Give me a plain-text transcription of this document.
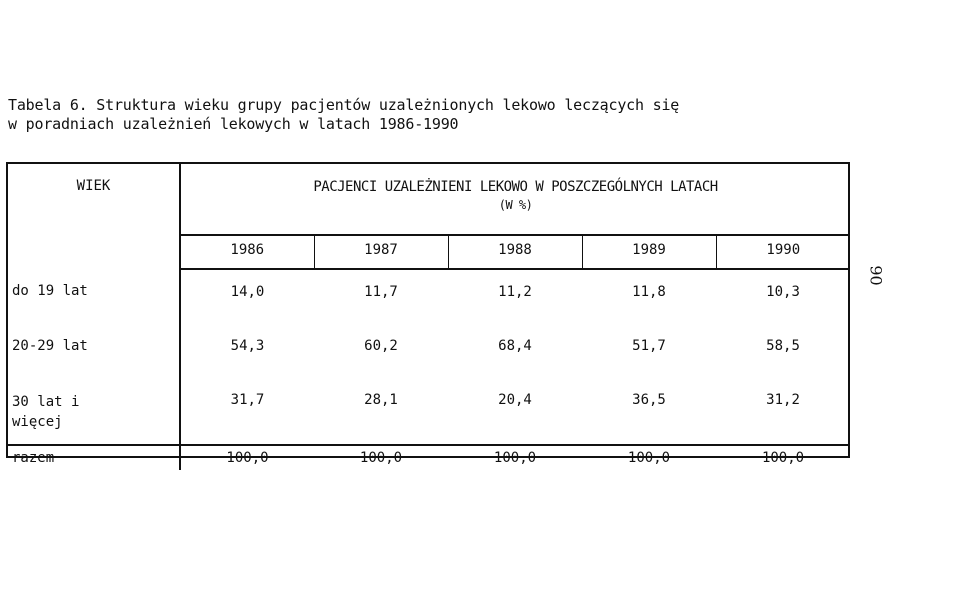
Tabela 6. Struktura wieku grupy pacjentów uzależnionych lekowo leczących się
w poradniach uzależnień lekowych w latach 1986-1990
WIEK	PACJENCI UZALEŻNIENI LEKOWO W POSZCZEGÓLNYCH LATACH
(W %)				

	1986	1987	1988	1989	1990
do 19 lat	14,0	11,7	11,2	11,8	10,3
20-29 lat	54,3	60,2	68,4	51,7	58,5

30 lat i
więcej	31,7	28,1	20,4	36,5	31,2
razem	100,0	100,0	100,0	100,0	100,0
90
=====
What you return should match the records above word for word, minus the pictures.

## Response for this exercise:
Give me a plain-text transcription of this document.
Tabela 6. Struktura wieku grupy pacjentów uzależnionych lekowo leczących się
w poradniach uzależnień lekowych w latach 1986-1990
WIEK	PACJENCI UZALEŻNIENI LEKOWO W POSZCZEGÓLNYCH LATACH
(W %)				

	1986	1987	1988	1989	1990
do 19 lat	14,0	11,7	11,2	11,8	10,3
20-29 lat	54,3	60,2	68,4	51,7	58,5

30 lat i
więcej	31,7	28,1	20,4	36,5	31,2
razem	100,0	100,0	100,0	100,0	100,0
90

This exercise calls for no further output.